── Extracted information

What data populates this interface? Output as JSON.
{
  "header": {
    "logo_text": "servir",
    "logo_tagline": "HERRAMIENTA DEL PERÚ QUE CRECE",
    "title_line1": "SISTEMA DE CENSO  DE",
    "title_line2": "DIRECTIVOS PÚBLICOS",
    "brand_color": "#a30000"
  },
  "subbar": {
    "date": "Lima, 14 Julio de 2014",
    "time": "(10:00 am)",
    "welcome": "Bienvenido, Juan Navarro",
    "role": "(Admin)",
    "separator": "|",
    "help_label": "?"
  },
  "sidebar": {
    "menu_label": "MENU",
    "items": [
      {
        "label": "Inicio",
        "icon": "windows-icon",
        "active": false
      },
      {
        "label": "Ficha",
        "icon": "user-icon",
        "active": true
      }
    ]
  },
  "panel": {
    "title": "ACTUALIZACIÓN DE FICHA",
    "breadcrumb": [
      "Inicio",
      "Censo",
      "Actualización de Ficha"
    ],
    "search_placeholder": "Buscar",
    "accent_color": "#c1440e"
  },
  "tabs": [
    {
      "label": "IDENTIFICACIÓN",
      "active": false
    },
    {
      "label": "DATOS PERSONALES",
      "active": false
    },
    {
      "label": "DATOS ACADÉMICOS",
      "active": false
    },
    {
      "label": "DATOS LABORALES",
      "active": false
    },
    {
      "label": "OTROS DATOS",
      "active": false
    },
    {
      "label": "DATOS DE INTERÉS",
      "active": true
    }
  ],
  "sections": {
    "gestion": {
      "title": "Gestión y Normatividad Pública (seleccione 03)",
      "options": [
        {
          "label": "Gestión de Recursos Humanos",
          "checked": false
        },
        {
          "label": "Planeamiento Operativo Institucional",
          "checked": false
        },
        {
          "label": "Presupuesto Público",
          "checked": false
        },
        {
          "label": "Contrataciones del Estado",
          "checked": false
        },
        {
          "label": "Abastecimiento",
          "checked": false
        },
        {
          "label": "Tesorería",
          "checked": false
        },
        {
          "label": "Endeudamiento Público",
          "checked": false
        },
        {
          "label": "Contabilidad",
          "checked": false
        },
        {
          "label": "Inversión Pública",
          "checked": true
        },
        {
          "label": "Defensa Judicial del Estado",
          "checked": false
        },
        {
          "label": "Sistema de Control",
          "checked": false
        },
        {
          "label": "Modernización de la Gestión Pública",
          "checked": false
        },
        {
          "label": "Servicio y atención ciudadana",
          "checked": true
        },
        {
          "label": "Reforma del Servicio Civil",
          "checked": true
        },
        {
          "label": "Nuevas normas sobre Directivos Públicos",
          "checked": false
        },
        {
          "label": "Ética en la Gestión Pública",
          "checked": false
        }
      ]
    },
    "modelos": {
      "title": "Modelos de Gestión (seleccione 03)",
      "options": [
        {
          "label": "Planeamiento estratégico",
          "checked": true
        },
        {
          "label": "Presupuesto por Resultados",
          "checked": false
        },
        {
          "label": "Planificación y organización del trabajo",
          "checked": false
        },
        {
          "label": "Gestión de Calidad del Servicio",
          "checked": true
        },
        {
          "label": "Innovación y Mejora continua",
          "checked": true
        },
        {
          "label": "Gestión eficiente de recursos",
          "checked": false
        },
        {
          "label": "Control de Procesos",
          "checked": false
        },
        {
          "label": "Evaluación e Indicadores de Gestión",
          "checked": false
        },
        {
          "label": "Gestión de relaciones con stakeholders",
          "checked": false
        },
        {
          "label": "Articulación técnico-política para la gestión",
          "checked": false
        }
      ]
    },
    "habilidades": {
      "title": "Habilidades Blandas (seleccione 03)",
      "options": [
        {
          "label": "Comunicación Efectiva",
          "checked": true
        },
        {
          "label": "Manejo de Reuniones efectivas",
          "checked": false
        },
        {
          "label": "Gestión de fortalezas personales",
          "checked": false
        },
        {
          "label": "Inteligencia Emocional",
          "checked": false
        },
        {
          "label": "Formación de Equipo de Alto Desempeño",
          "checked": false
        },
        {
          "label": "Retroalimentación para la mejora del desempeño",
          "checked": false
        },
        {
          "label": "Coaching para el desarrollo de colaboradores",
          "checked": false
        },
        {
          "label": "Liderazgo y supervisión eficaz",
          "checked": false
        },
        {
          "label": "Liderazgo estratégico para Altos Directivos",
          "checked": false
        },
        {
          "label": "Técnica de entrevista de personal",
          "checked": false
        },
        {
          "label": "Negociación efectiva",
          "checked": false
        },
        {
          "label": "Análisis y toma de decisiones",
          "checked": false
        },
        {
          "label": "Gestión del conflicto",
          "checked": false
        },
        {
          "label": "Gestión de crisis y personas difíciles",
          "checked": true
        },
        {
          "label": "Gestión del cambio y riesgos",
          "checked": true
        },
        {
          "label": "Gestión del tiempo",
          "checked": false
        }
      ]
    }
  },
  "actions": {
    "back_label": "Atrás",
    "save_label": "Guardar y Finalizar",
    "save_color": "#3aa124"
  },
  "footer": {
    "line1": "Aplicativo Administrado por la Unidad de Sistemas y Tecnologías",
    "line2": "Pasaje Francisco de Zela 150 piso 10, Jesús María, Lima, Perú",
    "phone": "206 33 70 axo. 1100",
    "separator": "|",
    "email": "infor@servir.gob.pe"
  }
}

────

- [Written instruction]:
Print all of the data exactly as it was given.

- [Reply]:
What data populates this interface? Output as JSON.
{
  "header": {
    "logo_text": "servir",
    "logo_tagline": "HERRAMIENTA DEL PERÚ QUE CRECE",
    "title_line1": "SISTEMA DE CENSO  DE",
    "title_line2": "DIRECTIVOS PÚBLICOS",
    "brand_color": "#a30000"
  },
  "subbar": {
    "date": "Lima, 14 Julio de 2014",
    "time": "(10:00 am)",
    "welcome": "Bienvenido, Juan Navarro",
    "role": "(Admin)",
    "separator": "|",
    "help_label": "?"
  },
  "sidebar": {
    "menu_label": "MENU",
    "items": [
      {
        "label": "Inicio",
        "icon": "windows-icon",
        "active": false
      },
      {
        "label": "Ficha",
        "icon": "user-icon",
        "active": true
      }
    ]
  },
  "panel": {
    "title": "ACTUALIZACIÓN DE FICHA",
    "breadcrumb": [
      "Inicio",
      "Censo",
      "Actualización de Ficha"
    ],
    "search_placeholder": "Buscar",
    "accent_color": "#c1440e"
  },
  "tabs": [
    {
      "label": "IDENTIFICACIÓN",
      "active": false
    },
    {
      "label": "DATOS PERSONALES",
      "active": false
    },
    {
      "label": "DATOS ACADÉMICOS",
      "active": false
    },
    {
      "label": "DATOS LABORALES",
      "active": false
    },
    {
      "label": "OTROS DATOS",
      "active": false
    },
    {
      "label": "DATOS DE INTERÉS",
      "active": true
    }
  ],
  "sections": {
    "gestion": {
      "title": "Gestión y Normatividad Pública (seleccione 03)",
      "options": [
        {
          "label": "Gestión de Recursos Humanos",
          "checked": false
        },
        {
          "label": "Planeamiento Operativo Institucional",
          "checked": false
        },
        {
          "label": "Presupuesto Público",
          "checked": false
        },
        {
          "label": "Contrataciones del Estado",
          "checked": false
        },
        {
          "label": "Abastecimiento",
          "checked": false
        },
        {
          "label": "Tesorería",
          "checked": false
        },
        {
          "label": "Endeudamiento Público",
          "checked": false
        },
        {
          "label": "Contabilidad",
          "checked": false
        },
        {
          "label": "Inversión Pública",
          "checked": true
        },
        {
          "label": "Defensa Judicial del Estado",
          "checked": false
        },
        {
          "label": "Sistema de Control",
          "checked": false
        },
        {
          "label": "Modernización de la Gestión Pública",
          "checked": false
        },
        {
          "label": "Servicio y atención ciudadana",
          "checked": true
        },
        {
          "label": "Reforma del Servicio Civil",
          "checked": true
        },
        {
          "label": "Nuevas normas sobre Directivos Públicos",
          "checked": false
        },
        {
          "label": "Ética en la Gestión Pública",
          "checked": false
        }
      ]
    },
    "modelos": {
      "title": "Modelos de Gestión (seleccione 03)",
      "options": [
        {
          "label": "Planeamiento estratégico",
          "checked": true
        },
        {
          "label": "Presupuesto por Resultados",
          "checked": false
        },
        {
          "label": "Planificación y organización del trabajo",
          "checked": false
        },
        {
          "label": "Gestión de Calidad del Servicio",
          "checked": true
        },
        {
          "label": "Innovación y Mejora continua",
          "checked": true
        },
        {
          "label": "Gestión eficiente de recursos",
          "checked": false
        },
        {
          "label": "Control de Procesos",
          "checked": false
        },
        {
          "label": "Evaluación e Indicadores de Gestión",
          "checked": false
        },
        {
          "label": "Gestión de relaciones con stakeholders",
          "checked": false
        },
        {
          "label": "Articulación técnico-política para la gestión",
          "checked": false
        }
      ]
    },
    "habilidades": {
      "title": "Habilidades Blandas (seleccione 03)",
      "options": [
        {
          "label": "Comunicación Efectiva",
          "checked": true
        },
        {
          "label": "Manejo de Reuniones efectivas",
          "checked": false
        },
        {
          "label": "Gestión de fortalezas personales",
          "checked": false
        },
        {
          "label": "Inteligencia Emocional",
          "checked": false
        },
        {
          "label": "Formación de Equipo de Alto Desempeño",
          "checked": false
        },
        {
          "label": "Retroalimentación para la mejora del desempeño",
          "checked": false
        },
        {
          "label": "Coaching para el desarrollo de colaboradores",
          "checked": false
        },
        {
          "label": "Liderazgo y supervisión eficaz",
          "checked": false
        },
        {
          "label": "Liderazgo estratégico para Altos Directivos",
          "checked": false
        },
        {
          "label": "Técnica de entrevista de personal",
          "checked": false
        },
        {
          "label": "Negociación efectiva",
          "checked": false
        },
        {
          "label": "Análisis y toma de decisiones",
          "checked": false
        },
        {
          "label": "Gestión del conflicto",
          "checked": false
        },
        {
          "label": "Gestión de crisis y personas difíciles",
          "checked": true
        },
        {
          "label": "Gestión del cambio y riesgos",
          "checked": true
        },
        {
          "label": "Gestión del tiempo",
          "checked": false
        }
      ]
    }
  },
  "actions": {
    "back_label": "Atrás",
    "save_label": "Guardar y Finalizar",
    "save_color": "#3aa124"
  },
  "footer": {
    "line1": "Aplicativo Administrado por la Unidad de Sistemas y Tecnologías",
    "line2": "Pasaje Francisco de Zela 150 piso 10, Jesús María, Lima, Perú",
    "phone": "206 33 70 axo. 1100",
    "separator": "|",
    "email": "infor@servir.gob.pe"
  }
}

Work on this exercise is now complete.